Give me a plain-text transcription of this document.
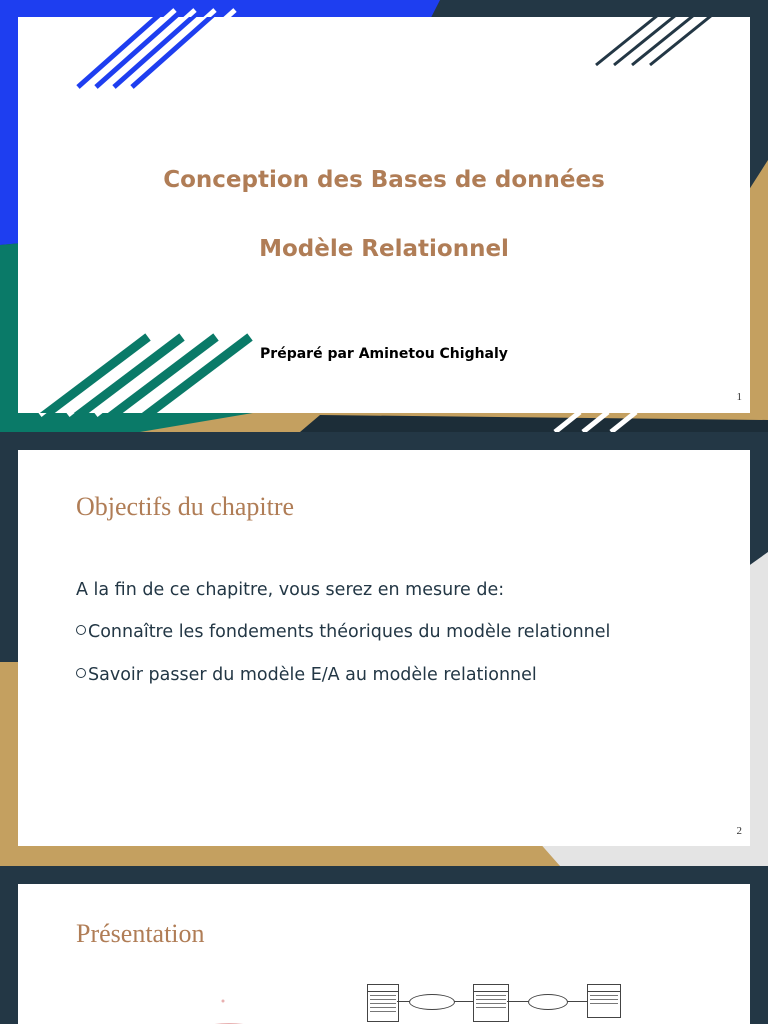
Conception des Bases de données
Modèle Relationnel
Préparé par Aminetou Chighaly
1
Objectifs du chapitre
A la fin de ce chapitre, vous serez en mesure de:
Connaître les fondements théoriques du modèle relationnel
Savoir passer du modèle E/A au modèle relationnel
2
Présentation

==*==

§ The request: Restate each entry word for word, please, but drop any images it holds.

§ Output below:
Give me a plain-text transcription of this document.
Conception des Bases de données
Modèle Relationnel
Préparé par Aminetou Chighaly
1
Objectifs du chapitre
A la fin de ce chapitre, vous serez en mesure de:
Connaître les fondements théoriques du modèle relationnel
Savoir passer du modèle E/A au modèle relationnel
2
Présentation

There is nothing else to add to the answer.